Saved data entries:
☆ ☆ ☆ ☆ ☆

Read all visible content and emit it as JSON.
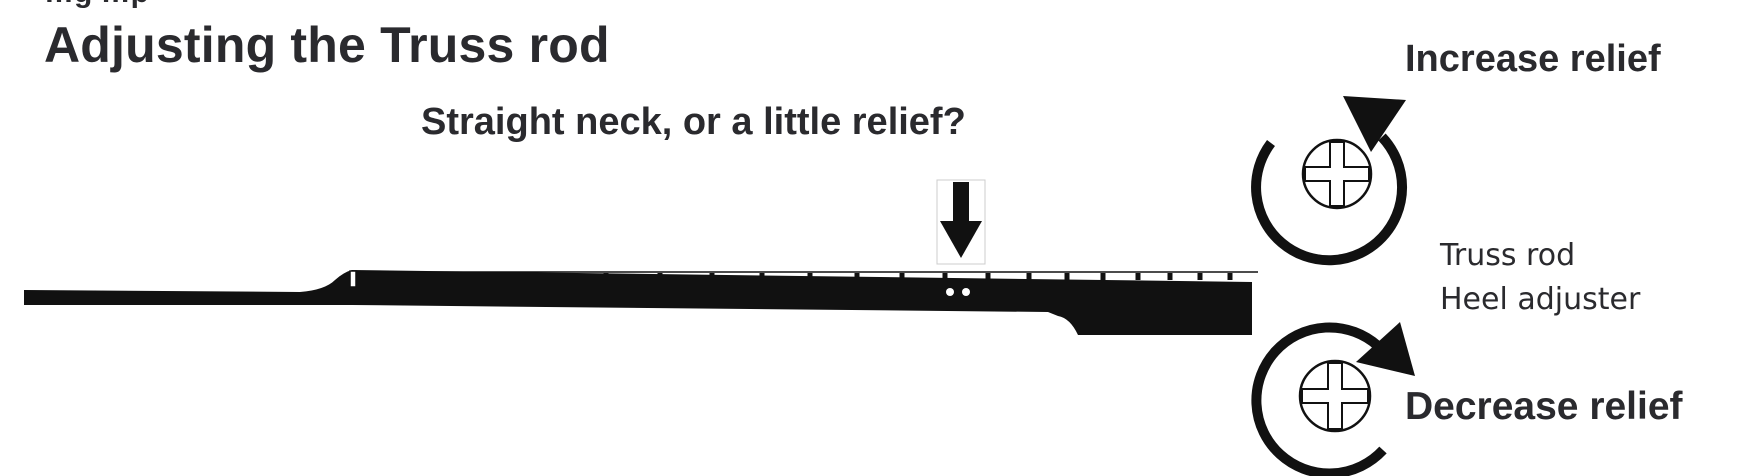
{
  "header": {
    "cut_off_text": "…g  …p",
    "title": "Adjusting the Truss rod"
  },
  "question": "Straight neck, or a little relief?",
  "adjuster": {
    "increase_label": "Increase relief",
    "decrease_label": "Decrease relief",
    "name_line1": "Truss rod",
    "name_line2": "Heel adjuster"
  },
  "colors": {
    "ink": "#111111",
    "text": "#2a2a2e"
  },
  "icons": {
    "arrow": "down-arrow-icon",
    "increase": "counterclockwise-rotation-icon",
    "decrease": "clockwise-rotation-icon",
    "screw": "cross-slot-screw-icon"
  }
}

☆ ☆ ☆ ☆ ☆

» **What the task requires**
Apart from the pictures, the entries above are to be repeated in full and exactly.

» **Solution to this task**
Read all visible content and emit it as JSON.
{
  "header": {
    "cut_off_text": "…g  …p",
    "title": "Adjusting the Truss rod"
  },
  "question": "Straight neck, or a little relief?",
  "adjuster": {
    "increase_label": "Increase relief",
    "decrease_label": "Decrease relief",
    "name_line1": "Truss rod",
    "name_line2": "Heel adjuster"
  },
  "colors": {
    "ink": "#111111",
    "text": "#2a2a2e"
  },
  "icons": {
    "arrow": "down-arrow-icon",
    "increase": "counterclockwise-rotation-icon",
    "decrease": "clockwise-rotation-icon",
    "screw": "cross-slot-screw-icon"
  }
}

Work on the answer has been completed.